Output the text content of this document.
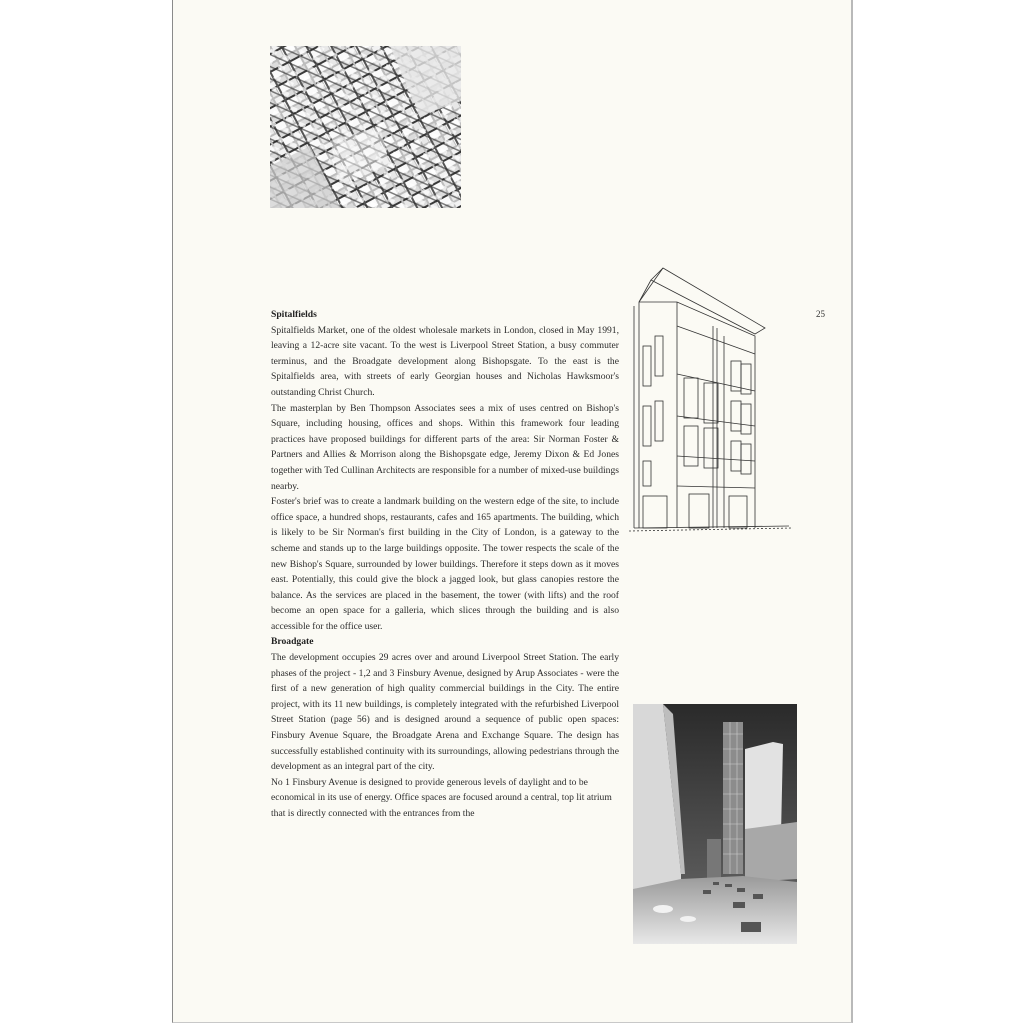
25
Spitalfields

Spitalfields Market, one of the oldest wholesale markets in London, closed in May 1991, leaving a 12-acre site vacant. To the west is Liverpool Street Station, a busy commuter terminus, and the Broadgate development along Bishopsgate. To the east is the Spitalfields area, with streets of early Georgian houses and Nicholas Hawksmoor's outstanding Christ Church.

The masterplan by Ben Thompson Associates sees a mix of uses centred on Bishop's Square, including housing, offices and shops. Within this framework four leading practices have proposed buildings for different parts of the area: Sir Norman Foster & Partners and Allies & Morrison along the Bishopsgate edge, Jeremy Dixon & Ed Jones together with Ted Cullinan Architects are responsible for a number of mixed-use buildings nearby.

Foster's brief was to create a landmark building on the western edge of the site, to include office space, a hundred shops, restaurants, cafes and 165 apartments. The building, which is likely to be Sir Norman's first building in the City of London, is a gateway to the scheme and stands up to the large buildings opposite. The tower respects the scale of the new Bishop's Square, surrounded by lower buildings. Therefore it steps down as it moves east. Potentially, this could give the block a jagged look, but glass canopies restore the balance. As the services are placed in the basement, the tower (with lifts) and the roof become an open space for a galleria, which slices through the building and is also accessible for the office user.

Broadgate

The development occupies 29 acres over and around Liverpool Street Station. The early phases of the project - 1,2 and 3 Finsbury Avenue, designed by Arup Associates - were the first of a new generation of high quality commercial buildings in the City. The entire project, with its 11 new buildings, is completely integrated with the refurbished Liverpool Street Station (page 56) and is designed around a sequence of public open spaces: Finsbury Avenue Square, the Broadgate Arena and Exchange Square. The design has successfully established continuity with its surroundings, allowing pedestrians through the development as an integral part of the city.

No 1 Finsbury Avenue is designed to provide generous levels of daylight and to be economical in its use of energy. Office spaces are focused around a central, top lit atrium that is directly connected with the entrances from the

+===+

> **WORK INSTRUCTIONS**
Within the entries above, report how many lines include "Spitalfields", and keep the answer to the number.

> **TASK ANSWER**
2